══ Supplied records

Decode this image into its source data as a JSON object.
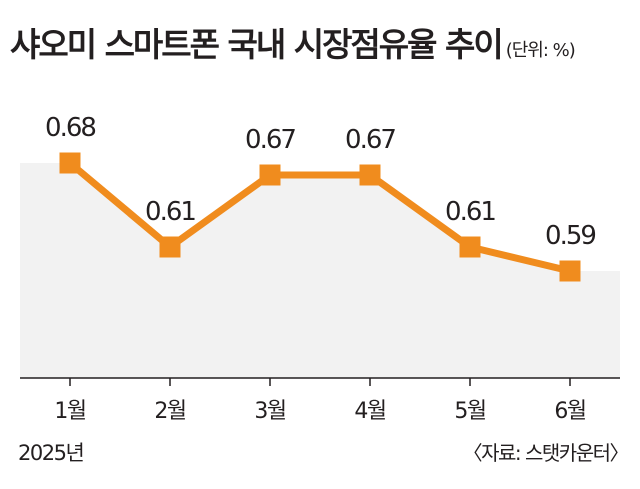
{
  "chart_title": "샤오미 스마트폰 국내 시장점유율 추이",
  "unit_note": "(단위: %)",
  "year_label": "2025년",
  "source": "〈자료: 스탯카운터〉",
  "colors": {
    "line": "#f08c1e",
    "area": "#f2f2f2",
    "axis": "#231f20"
  },
  "chart_data": {
    "type": "line",
    "title": "샤오미 스마트폰 국내 시장점유율 추이",
    "categories": [
      "1월",
      "2월",
      "3월",
      "4월",
      "5월",
      "6월"
    ],
    "values": [
      0.68,
      0.61,
      0.67,
      0.67,
      0.61,
      0.59
    ],
    "data_labels": [
      "0.68",
      "0.61",
      "0.67",
      "0.67",
      "0.61",
      "0.59"
    ],
    "ylim": [
      0.5,
      0.7
    ],
    "grid": false,
    "marker": "square"
  }
}
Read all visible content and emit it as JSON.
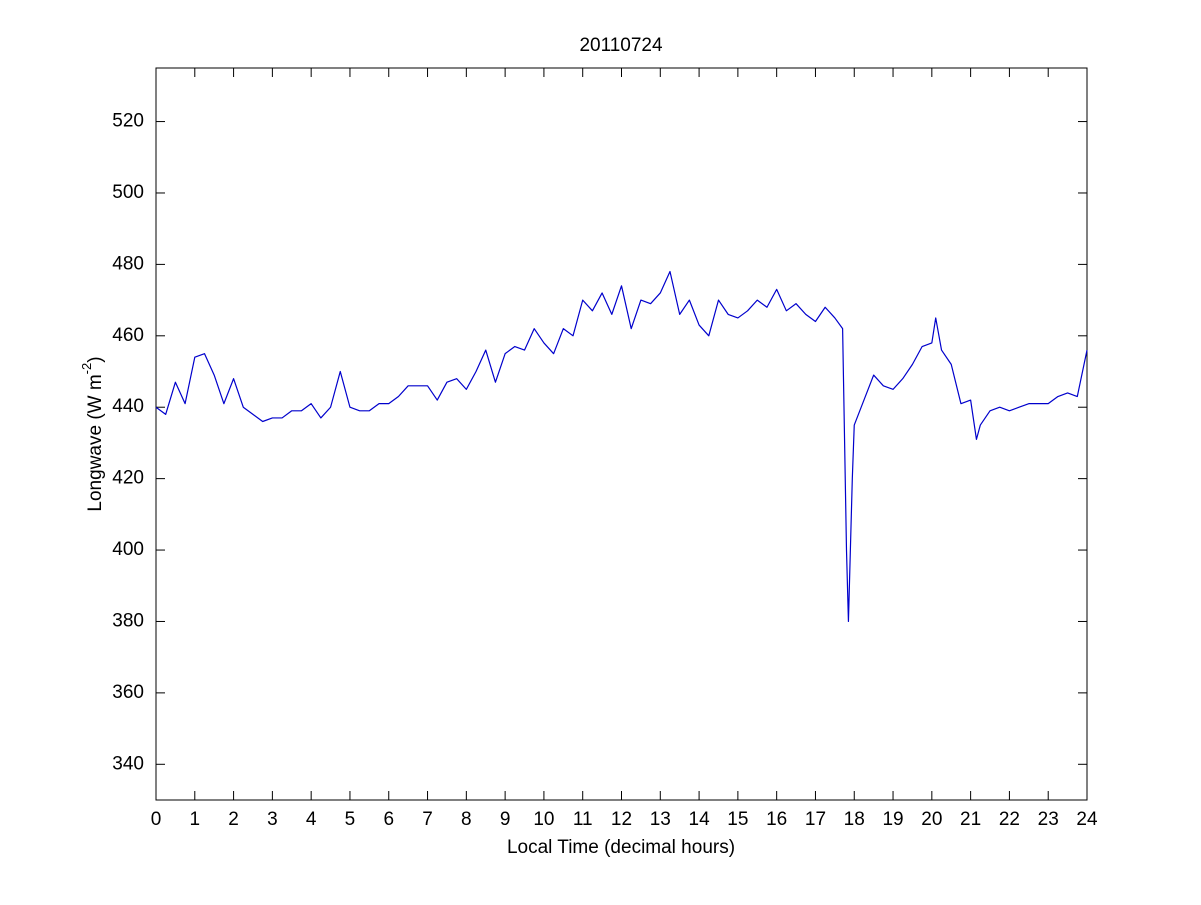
{
  "chart_data": {
    "type": "line",
    "title": "20110724",
    "x_label": "Local Time (decimal hours)",
    "y_label": {
      "text": "Longwave (W m",
      "superscript": "-2",
      "suffix": ")"
    },
    "xlim": [
      0,
      24
    ],
    "ylim": [
      330,
      535
    ],
    "xticks": [
      0,
      1,
      2,
      3,
      4,
      5,
      6,
      7,
      8,
      9,
      10,
      11,
      12,
      13,
      14,
      15,
      16,
      17,
      18,
      19,
      20,
      21,
      22,
      23,
      24
    ],
    "yticks": [
      340,
      360,
      380,
      400,
      420,
      440,
      460,
      480,
      500,
      520
    ],
    "grid": false,
    "series": [
      {
        "color": "#0000cc",
        "x": [
          0,
          0.25,
          0.5,
          0.75,
          1,
          1.25,
          1.5,
          1.75,
          2,
          2.25,
          2.5,
          2.75,
          3,
          3.25,
          3.5,
          3.75,
          4,
          4.25,
          4.5,
          4.75,
          5,
          5.25,
          5.5,
          5.75,
          6,
          6.25,
          6.5,
          6.75,
          7,
          7.25,
          7.5,
          7.75,
          8,
          8.25,
          8.5,
          8.75,
          9,
          9.25,
          9.5,
          9.75,
          10,
          10.25,
          10.5,
          10.75,
          11,
          11.25,
          11.5,
          11.75,
          12,
          12.25,
          12.5,
          12.75,
          13,
          13.25,
          13.5,
          13.75,
          14,
          14.25,
          14.5,
          14.75,
          15,
          15.25,
          15.5,
          15.75,
          16,
          16.25,
          16.5,
          16.75,
          17,
          17.25,
          17.5,
          17.7,
          17.8,
          17.85,
          17.95,
          18,
          18.25,
          18.5,
          18.75,
          19,
          19.25,
          19.5,
          19.75,
          20,
          20.1,
          20.25,
          20.5,
          20.75,
          21,
          21.15,
          21.25,
          21.5,
          21.75,
          22,
          22.25,
          22.5,
          22.75,
          23,
          23.25,
          23.5,
          23.75,
          24
        ],
        "values": [
          440,
          438,
          447,
          441,
          454,
          455,
          449,
          441,
          448,
          440,
          438,
          436,
          437,
          437,
          439,
          439,
          441,
          437,
          440,
          450,
          440,
          439,
          439,
          441,
          441,
          443,
          446,
          446,
          446,
          442,
          447,
          448,
          445,
          450,
          456,
          447,
          455,
          457,
          456,
          462,
          458,
          455,
          462,
          460,
          470,
          467,
          472,
          466,
          474,
          462,
          470,
          469,
          472,
          478,
          466,
          470,
          463,
          460,
          470,
          466,
          465,
          467,
          470,
          468,
          473,
          467,
          469,
          466,
          464,
          468,
          465,
          462,
          400,
          380,
          420,
          435,
          442,
          449,
          446,
          445,
          448,
          452,
          457,
          458,
          465,
          456,
          452,
          441,
          442,
          431,
          435,
          439,
          440,
          439,
          440,
          441,
          441,
          441,
          443,
          444,
          443,
          456
        ]
      }
    ]
  }
}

════

## Task requirements
Leave out the pictures and repeat everything else in the records exactly.

## Finished answer
Decode this image into its source data as a JSON object.
{
  "chart_title": "샤오미 스마트폰 국내 시장점유율 추이",
  "unit_note": "(단위: %)",
  "year_label": "2025년",
  "source": "〈자료: 스탯카운터〉",
  "colors": {
    "line": "#f08c1e",
    "area": "#f2f2f2",
    "axis": "#231f20"
  },
  "chart_data": {
    "type": "line",
    "title": "샤오미 스마트폰 국내 시장점유율 추이",
    "categories": [
      "1월",
      "2월",
      "3월",
      "4월",
      "5월",
      "6월"
    ],
    "values": [
      0.68,
      0.61,
      0.67,
      0.67,
      0.61,
      0.59
    ],
    "data_labels": [
      "0.68",
      "0.61",
      "0.67",
      "0.67",
      "0.61",
      "0.59"
    ],
    "ylim": [
      0.5,
      0.7
    ],
    "grid": false,
    "marker": "square"
  }
}
Read all visible content and emit it as JSON.
{
  "chart_data": {
    "type": "line",
    "title": "20110724",
    "x_label": "Local Time (decimal hours)",
    "y_label": {
      "text": "Longwave (W m",
      "superscript": "-2",
      "suffix": ")"
    },
    "xlim": [
      0,
      24
    ],
    "ylim": [
      330,
      535
    ],
    "xticks": [
      0,
      1,
      2,
      3,
      4,
      5,
      6,
      7,
      8,
      9,
      10,
      11,
      12,
      13,
      14,
      15,
      16,
      17,
      18,
      19,
      20,
      21,
      22,
      23,
      24
    ],
    "yticks": [
      340,
      360,
      380,
      400,
      420,
      440,
      460,
      480,
      500,
      520
    ],
    "grid": false,
    "series": [
      {
        "color": "#0000cc",
        "x": [
          0,
          0.25,
          0.5,
          0.75,
          1,
          1.25,
          1.5,
          1.75,
          2,
          2.25,
          2.5,
          2.75,
          3,
          3.25,
          3.5,
          3.75,
          4,
          4.25,
          4.5,
          4.75,
          5,
          5.25,
          5.5,
          5.75,
          6,
          6.25,
          6.5,
          6.75,
          7,
          7.25,
          7.5,
          7.75,
          8,
          8.25,
          8.5,
          8.75,
          9,
          9.25,
          9.5,
          9.75,
          10,
          10.25,
          10.5,
          10.75,
          11,
          11.25,
          11.5,
          11.75,
          12,
          12.25,
          12.5,
          12.75,
          13,
          13.25,
          13.5,
          13.75,
          14,
          14.25,
          14.5,
          14.75,
          15,
          15.25,
          15.5,
          15.75,
          16,
          16.25,
          16.5,
          16.75,
          17,
          17.25,
          17.5,
          17.7,
          17.8,
          17.85,
          17.95,
          18,
          18.25,
          18.5,
          18.75,
          19,
          19.25,
          19.5,
          19.75,
          20,
          20.1,
          20.25,
          20.5,
          20.75,
          21,
          21.15,
          21.25,
          21.5,
          21.75,
          22,
          22.25,
          22.5,
          22.75,
          23,
          23.25,
          23.5,
          23.75,
          24
        ],
        "values": [
          440,
          438,
          447,
          441,
          454,
          455,
          449,
          441,
          448,
          440,
          438,
          436,
          437,
          437,
          439,
          439,
          441,
          437,
          440,
          450,
          440,
          439,
          439,
          441,
          441,
          443,
          446,
          446,
          446,
          442,
          447,
          448,
          445,
          450,
          456,
          447,
          455,
          457,
          456,
          462,
          458,
          455,
          462,
          460,
          470,
          467,
          472,
          466,
          474,
          462,
          470,
          469,
          472,
          478,
          466,
          470,
          463,
          460,
          470,
          466,
          465,
          467,
          470,
          468,
          473,
          467,
          469,
          466,
          464,
          468,
          465,
          462,
          400,
          380,
          420,
          435,
          442,
          449,
          446,
          445,
          448,
          452,
          457,
          458,
          465,
          456,
          452,
          441,
          442,
          431,
          435,
          439,
          440,
          439,
          440,
          441,
          441,
          441,
          443,
          444,
          443,
          456
        ]
      }
    ]
  }
}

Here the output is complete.